Job » In the records below, find each line with the word "Модернизация" and copy it.
--- start Record set ---
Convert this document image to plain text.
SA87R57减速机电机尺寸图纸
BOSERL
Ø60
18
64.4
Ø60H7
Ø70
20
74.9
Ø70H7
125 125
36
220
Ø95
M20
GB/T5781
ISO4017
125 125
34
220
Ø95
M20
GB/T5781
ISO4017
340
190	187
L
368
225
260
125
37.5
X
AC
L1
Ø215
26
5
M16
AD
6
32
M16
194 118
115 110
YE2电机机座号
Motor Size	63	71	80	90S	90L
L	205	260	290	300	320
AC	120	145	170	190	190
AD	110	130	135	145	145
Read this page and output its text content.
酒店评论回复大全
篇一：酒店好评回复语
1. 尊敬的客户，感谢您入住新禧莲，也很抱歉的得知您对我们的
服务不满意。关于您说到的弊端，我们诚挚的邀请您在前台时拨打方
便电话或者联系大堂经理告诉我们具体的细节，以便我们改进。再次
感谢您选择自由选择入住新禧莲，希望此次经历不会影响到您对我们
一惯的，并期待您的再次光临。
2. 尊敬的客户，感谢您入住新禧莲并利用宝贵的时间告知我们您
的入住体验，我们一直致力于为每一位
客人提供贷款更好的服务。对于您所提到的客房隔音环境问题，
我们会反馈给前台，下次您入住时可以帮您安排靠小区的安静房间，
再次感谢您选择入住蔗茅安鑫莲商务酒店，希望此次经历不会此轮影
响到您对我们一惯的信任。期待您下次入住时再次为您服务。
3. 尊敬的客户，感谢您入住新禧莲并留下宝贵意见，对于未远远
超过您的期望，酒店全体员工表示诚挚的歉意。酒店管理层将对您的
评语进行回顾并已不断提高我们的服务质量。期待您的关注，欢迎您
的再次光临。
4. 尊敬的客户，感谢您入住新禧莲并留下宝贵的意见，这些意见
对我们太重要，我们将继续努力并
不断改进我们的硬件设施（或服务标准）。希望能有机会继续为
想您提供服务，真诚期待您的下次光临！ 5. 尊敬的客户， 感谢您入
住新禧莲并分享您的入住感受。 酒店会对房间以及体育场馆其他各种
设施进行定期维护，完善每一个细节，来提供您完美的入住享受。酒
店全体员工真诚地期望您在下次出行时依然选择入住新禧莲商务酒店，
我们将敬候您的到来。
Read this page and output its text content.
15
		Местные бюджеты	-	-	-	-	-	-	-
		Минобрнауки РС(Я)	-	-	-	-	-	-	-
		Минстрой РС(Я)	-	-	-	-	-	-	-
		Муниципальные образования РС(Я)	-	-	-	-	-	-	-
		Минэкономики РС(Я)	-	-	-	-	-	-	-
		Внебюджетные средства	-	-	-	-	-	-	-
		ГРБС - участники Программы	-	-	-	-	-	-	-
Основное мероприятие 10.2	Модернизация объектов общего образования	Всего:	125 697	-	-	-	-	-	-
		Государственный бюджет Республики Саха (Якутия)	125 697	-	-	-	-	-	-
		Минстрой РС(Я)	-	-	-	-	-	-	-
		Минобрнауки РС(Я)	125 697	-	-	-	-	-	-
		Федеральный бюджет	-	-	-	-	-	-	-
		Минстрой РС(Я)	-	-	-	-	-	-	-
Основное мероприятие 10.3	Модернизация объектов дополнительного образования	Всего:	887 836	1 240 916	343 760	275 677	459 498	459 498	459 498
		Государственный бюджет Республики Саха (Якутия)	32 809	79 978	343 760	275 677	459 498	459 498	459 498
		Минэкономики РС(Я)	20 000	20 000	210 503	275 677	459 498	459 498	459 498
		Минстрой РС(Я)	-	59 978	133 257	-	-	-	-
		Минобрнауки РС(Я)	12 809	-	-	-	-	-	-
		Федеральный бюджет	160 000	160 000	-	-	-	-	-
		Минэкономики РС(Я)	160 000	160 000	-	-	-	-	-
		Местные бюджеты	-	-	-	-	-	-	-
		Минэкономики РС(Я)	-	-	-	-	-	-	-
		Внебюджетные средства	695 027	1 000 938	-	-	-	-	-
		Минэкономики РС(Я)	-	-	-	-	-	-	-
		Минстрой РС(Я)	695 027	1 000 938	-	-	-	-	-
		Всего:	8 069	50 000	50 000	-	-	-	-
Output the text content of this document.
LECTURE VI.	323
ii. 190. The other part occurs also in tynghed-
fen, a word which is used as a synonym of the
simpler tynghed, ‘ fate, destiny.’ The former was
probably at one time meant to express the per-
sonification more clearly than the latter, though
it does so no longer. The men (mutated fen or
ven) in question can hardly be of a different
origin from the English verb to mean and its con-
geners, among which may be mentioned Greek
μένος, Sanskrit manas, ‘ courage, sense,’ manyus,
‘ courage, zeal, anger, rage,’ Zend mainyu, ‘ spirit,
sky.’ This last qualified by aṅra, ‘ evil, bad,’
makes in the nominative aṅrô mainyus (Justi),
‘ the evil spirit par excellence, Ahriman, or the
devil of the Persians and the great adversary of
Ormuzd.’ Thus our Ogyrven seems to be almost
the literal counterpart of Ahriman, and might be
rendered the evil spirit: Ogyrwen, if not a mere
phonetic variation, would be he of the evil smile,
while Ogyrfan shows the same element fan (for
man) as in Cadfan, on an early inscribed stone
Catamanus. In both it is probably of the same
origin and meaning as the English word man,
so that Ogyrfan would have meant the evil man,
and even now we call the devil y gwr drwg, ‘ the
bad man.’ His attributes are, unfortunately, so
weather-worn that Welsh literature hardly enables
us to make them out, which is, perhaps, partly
--- end Record set ---
Worked answer »
Основное мероприятие 10.2	Модернизация объектов общего образования	Всего:	125 697	-	-	-	-	-	-
Основное мероприятие 10.3	Модернизация объектов дополнительного образования	Всего:	887 836	1 240 916	343 760	275 677	459 498	459 498	459 498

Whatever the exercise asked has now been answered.